:: Data supplied ::
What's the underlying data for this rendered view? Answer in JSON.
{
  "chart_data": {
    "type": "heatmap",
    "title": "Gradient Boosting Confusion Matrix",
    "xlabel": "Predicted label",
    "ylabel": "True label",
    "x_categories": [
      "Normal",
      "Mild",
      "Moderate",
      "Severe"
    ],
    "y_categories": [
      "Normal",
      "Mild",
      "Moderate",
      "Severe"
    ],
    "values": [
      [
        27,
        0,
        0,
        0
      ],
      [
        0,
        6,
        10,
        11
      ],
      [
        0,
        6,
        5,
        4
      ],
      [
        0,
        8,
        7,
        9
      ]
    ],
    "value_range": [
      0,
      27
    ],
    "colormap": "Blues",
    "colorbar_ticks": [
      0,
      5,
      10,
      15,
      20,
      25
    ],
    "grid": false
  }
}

:: Aim ::
Give the listing above again, word for word.

:: The answer ::
What's the underlying data for this rendered view? Answer in JSON.
{
  "chart_data": {
    "type": "heatmap",
    "title": "Gradient Boosting Confusion Matrix",
    "xlabel": "Predicted label",
    "ylabel": "True label",
    "x_categories": [
      "Normal",
      "Mild",
      "Moderate",
      "Severe"
    ],
    "y_categories": [
      "Normal",
      "Mild",
      "Moderate",
      "Severe"
    ],
    "values": [
      [
        27,
        0,
        0,
        0
      ],
      [
        0,
        6,
        10,
        11
      ],
      [
        0,
        6,
        5,
        4
      ],
      [
        0,
        8,
        7,
        9
      ]
    ],
    "value_range": [
      0,
      27
    ],
    "colormap": "Blues",
    "colorbar_ticks": [
      0,
      5,
      10,
      15,
      20,
      25
    ],
    "grid": false
  }
}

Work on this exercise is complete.